» Some records:

---

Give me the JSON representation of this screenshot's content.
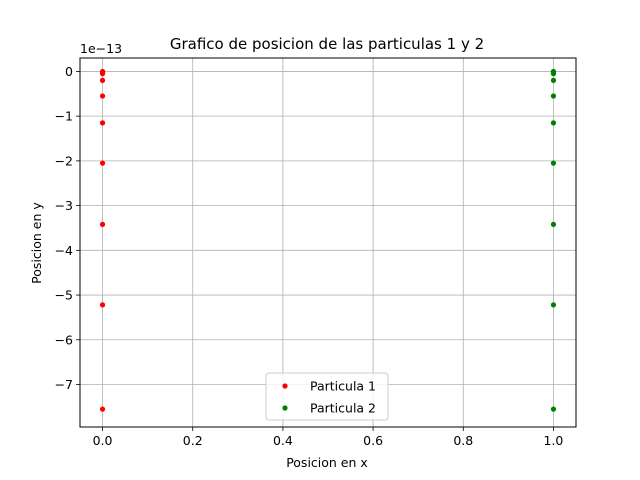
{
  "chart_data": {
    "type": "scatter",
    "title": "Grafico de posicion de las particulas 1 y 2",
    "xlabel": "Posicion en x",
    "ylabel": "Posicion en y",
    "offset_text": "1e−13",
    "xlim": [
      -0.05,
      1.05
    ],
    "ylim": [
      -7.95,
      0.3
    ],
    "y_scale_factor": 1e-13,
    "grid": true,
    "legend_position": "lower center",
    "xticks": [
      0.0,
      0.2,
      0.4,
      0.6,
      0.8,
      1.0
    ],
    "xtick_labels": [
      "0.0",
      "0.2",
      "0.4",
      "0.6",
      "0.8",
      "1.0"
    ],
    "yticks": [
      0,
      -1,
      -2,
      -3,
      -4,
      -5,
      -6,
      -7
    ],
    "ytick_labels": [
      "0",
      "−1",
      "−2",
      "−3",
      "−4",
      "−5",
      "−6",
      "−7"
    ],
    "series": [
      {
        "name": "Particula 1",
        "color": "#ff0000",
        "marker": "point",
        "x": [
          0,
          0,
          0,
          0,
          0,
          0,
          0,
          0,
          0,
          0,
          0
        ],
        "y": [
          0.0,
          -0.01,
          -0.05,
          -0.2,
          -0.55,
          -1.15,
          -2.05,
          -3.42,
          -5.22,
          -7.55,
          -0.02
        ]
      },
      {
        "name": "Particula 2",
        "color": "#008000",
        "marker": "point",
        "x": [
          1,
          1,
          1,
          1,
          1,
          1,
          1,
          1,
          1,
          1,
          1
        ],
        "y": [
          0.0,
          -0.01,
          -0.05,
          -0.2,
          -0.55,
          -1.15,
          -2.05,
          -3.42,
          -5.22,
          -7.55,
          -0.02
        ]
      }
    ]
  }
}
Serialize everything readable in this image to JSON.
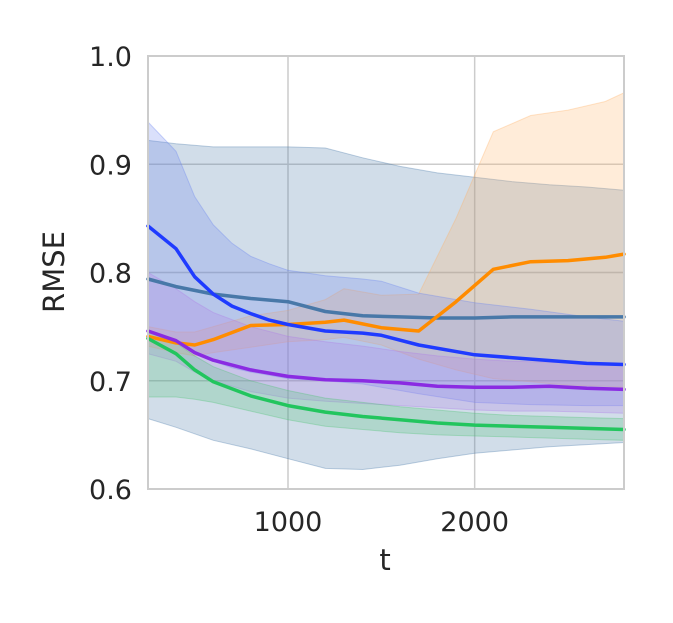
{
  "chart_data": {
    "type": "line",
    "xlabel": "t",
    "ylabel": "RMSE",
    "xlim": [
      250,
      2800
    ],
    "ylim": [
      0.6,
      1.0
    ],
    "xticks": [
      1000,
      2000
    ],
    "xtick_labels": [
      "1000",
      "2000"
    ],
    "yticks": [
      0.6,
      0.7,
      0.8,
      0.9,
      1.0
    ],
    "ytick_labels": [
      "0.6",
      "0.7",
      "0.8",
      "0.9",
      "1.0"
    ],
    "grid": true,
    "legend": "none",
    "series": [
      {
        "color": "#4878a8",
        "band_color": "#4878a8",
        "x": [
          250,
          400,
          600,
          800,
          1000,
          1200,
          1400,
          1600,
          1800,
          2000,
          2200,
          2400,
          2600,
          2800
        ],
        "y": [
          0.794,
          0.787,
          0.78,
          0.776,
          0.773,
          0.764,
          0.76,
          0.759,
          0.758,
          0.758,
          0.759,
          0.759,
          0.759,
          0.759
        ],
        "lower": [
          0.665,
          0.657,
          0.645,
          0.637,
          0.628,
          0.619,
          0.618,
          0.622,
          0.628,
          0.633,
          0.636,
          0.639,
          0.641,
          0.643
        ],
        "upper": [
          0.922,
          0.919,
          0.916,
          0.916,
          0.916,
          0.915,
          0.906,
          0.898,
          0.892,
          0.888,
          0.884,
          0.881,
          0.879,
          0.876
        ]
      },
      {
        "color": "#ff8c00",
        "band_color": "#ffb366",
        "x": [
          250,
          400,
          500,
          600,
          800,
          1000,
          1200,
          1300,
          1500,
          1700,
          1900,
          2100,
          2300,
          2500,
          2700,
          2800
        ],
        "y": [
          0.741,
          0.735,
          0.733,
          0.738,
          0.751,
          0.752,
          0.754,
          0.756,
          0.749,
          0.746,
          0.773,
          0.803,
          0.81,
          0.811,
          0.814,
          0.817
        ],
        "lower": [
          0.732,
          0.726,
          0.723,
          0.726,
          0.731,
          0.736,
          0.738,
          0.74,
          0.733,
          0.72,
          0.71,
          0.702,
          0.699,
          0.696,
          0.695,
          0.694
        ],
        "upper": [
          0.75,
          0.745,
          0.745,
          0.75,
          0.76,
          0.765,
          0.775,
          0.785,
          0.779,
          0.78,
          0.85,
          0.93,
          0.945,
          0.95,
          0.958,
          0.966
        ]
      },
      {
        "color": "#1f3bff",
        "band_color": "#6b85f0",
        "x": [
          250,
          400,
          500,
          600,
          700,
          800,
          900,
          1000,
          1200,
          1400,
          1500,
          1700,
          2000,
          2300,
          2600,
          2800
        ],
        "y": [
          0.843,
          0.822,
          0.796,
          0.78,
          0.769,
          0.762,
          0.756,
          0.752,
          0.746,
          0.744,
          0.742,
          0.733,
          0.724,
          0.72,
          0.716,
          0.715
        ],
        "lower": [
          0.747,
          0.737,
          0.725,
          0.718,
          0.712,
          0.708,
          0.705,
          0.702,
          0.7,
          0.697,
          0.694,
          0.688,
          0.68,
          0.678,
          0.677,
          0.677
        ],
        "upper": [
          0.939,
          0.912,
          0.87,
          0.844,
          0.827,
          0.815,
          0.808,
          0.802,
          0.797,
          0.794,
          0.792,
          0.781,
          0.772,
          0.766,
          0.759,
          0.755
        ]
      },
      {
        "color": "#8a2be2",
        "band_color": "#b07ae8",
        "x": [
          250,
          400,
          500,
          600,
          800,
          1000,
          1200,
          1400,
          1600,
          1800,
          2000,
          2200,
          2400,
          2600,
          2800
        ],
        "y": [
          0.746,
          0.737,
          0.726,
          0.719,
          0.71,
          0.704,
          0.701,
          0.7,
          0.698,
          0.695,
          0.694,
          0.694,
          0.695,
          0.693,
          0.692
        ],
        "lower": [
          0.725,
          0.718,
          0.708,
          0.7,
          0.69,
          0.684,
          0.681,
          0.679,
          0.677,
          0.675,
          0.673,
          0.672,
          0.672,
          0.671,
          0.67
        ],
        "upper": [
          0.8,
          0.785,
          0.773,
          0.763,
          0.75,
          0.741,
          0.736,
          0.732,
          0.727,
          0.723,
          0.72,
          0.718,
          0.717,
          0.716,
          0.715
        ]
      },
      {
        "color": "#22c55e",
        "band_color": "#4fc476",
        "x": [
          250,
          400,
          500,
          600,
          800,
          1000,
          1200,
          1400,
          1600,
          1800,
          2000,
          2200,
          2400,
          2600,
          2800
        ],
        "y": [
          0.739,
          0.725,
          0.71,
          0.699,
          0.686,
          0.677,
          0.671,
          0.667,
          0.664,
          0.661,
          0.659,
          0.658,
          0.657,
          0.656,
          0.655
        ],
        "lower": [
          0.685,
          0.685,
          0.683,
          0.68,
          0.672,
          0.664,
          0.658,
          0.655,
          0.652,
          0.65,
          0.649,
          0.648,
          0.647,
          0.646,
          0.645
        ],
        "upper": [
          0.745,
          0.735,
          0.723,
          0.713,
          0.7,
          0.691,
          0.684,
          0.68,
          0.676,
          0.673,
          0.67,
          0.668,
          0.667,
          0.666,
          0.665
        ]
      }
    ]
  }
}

---

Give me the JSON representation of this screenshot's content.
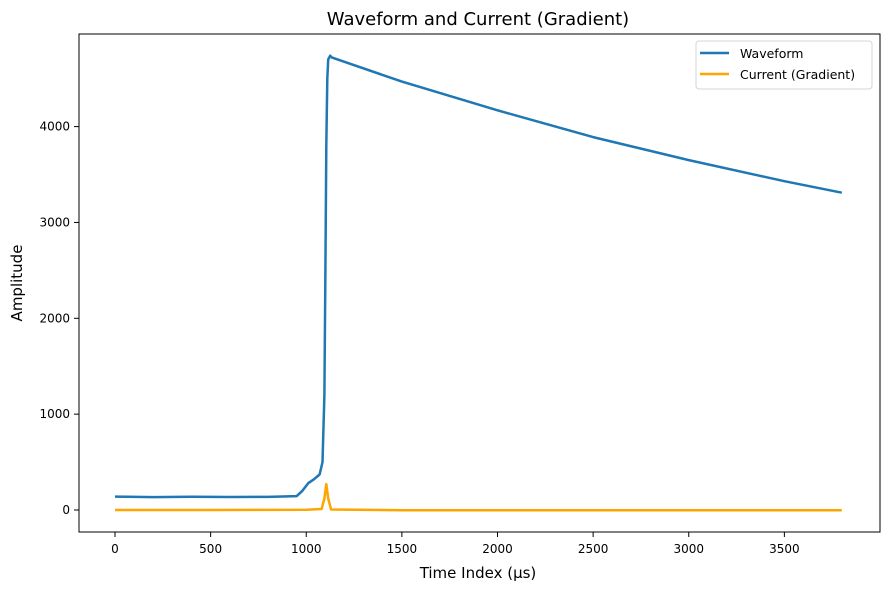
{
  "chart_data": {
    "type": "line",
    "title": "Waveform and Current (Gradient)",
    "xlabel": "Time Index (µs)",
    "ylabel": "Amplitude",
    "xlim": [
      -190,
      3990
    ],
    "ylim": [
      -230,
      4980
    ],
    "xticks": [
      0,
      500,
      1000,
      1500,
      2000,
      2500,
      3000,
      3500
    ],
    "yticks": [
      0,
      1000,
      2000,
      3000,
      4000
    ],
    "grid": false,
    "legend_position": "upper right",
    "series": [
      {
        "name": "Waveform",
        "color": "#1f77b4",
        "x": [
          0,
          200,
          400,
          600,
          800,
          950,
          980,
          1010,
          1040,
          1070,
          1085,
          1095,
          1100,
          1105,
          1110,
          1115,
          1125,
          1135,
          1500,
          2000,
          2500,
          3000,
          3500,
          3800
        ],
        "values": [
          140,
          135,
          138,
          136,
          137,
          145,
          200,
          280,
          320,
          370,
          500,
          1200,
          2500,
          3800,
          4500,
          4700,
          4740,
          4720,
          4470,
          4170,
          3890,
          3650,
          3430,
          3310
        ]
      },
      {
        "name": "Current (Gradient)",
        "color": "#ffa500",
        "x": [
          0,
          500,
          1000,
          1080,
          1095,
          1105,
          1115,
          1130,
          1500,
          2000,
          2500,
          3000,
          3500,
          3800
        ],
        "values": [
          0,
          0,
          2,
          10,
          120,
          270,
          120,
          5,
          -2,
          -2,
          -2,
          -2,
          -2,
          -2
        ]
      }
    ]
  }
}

---

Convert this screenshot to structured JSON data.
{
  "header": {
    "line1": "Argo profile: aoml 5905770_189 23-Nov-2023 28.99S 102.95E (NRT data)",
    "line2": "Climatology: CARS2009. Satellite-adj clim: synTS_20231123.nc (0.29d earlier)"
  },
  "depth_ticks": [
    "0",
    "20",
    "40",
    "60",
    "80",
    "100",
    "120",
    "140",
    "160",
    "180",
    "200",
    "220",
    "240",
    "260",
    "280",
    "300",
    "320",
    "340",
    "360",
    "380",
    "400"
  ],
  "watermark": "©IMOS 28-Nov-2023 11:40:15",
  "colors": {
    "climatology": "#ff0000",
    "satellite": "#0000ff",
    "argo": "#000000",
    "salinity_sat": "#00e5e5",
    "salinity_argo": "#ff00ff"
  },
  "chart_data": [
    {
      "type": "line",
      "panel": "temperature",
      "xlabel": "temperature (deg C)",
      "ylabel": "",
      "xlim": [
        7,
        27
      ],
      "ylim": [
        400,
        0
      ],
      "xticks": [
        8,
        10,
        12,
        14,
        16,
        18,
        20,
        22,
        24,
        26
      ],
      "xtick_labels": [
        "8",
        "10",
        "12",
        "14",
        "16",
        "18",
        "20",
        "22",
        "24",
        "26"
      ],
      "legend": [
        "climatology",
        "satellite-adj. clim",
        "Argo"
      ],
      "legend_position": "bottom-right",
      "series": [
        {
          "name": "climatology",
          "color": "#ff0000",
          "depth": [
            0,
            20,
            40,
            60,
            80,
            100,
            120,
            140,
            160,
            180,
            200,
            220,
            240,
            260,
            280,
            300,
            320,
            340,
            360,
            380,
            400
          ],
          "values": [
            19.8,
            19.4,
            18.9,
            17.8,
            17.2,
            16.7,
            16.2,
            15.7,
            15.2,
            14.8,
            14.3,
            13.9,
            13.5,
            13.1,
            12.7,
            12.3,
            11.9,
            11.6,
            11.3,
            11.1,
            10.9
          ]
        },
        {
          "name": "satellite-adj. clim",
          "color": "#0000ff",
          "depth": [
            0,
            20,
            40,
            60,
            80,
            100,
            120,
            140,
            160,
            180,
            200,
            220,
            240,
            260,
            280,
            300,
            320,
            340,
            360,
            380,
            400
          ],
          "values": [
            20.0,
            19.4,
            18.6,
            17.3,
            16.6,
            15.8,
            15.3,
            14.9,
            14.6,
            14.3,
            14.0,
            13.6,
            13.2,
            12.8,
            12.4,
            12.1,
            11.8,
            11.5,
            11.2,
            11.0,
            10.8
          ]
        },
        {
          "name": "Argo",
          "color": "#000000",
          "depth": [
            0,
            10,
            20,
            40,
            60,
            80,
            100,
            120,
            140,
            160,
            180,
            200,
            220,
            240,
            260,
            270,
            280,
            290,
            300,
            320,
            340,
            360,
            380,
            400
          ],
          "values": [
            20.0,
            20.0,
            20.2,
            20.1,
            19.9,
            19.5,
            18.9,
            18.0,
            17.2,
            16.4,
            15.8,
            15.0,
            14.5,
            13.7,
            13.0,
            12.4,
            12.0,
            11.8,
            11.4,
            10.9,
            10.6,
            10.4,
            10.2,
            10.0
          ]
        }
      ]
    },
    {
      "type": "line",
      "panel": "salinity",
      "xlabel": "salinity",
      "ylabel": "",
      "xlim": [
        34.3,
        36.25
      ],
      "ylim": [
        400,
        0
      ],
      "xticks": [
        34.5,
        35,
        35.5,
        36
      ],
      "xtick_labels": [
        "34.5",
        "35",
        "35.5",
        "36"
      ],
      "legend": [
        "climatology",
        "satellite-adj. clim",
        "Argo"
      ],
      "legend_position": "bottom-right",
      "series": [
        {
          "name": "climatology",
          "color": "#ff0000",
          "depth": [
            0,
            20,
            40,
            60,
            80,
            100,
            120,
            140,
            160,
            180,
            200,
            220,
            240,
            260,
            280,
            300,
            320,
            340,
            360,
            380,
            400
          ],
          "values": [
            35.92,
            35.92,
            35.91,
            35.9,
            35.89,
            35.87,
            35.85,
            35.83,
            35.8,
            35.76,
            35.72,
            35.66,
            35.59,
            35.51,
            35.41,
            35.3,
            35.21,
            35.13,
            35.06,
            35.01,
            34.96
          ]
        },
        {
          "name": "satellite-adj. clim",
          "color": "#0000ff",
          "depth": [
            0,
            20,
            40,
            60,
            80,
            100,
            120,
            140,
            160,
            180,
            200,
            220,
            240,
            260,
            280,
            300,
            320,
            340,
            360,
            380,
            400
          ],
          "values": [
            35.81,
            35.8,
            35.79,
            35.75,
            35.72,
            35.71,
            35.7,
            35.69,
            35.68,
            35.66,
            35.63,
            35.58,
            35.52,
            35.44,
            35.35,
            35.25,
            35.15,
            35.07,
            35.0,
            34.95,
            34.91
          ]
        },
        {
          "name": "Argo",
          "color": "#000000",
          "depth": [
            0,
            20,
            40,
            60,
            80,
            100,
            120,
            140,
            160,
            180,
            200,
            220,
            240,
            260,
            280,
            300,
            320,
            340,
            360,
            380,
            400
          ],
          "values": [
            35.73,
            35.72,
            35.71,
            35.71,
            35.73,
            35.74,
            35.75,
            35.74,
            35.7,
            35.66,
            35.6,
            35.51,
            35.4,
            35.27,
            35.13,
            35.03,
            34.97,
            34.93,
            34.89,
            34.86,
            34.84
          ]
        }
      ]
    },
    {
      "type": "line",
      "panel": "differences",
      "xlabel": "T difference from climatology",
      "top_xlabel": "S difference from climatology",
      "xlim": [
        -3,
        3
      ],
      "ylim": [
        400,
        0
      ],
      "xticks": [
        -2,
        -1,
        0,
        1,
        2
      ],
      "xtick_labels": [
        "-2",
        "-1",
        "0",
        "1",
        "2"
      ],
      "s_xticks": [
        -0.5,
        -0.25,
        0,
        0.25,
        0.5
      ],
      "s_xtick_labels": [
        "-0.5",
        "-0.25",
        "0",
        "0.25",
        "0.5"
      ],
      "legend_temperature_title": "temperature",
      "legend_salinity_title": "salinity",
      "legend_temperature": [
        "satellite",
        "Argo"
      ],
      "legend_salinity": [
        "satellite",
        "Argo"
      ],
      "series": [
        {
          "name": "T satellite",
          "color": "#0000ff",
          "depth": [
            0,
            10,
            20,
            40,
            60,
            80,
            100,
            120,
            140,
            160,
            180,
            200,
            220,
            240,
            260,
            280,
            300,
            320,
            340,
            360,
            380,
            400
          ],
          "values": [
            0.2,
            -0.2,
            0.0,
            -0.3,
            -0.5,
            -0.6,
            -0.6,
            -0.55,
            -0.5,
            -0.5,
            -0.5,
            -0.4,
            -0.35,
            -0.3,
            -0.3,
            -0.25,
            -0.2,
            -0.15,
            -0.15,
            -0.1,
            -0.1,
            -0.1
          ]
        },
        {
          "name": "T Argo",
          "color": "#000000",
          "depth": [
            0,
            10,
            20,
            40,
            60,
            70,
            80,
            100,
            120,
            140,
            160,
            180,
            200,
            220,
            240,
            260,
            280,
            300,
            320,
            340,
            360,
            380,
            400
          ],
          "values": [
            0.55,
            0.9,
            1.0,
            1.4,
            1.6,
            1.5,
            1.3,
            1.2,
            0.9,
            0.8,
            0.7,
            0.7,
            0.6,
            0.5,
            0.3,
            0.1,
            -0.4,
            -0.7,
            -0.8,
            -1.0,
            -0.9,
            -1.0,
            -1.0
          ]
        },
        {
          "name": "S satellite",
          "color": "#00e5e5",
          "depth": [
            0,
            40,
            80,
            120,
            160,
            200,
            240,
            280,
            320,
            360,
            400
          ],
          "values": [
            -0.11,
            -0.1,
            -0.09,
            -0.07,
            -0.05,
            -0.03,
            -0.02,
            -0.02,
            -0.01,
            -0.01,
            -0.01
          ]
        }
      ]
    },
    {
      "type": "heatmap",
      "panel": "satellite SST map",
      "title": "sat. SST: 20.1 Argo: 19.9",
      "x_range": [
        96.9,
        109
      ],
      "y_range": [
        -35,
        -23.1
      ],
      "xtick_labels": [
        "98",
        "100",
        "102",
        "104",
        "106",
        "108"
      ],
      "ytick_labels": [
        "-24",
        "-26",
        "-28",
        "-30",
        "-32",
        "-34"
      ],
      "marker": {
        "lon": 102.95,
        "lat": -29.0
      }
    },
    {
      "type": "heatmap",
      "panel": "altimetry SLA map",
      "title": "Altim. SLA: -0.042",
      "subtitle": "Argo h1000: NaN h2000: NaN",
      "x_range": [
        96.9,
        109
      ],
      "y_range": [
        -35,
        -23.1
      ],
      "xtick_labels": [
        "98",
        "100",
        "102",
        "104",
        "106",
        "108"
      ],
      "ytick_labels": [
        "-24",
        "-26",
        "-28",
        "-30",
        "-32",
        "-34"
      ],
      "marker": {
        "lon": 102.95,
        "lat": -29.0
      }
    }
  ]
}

---

» What to work on:
Extract each line holding the word "this" from the records.

» Finished exercise:
Give me the JSON representation of this screenshot's content.
Serialize everything readable in this image to JSON.
Give me the JSON representation of this screenshot's content.
Convert this screenshot to structured JSON data.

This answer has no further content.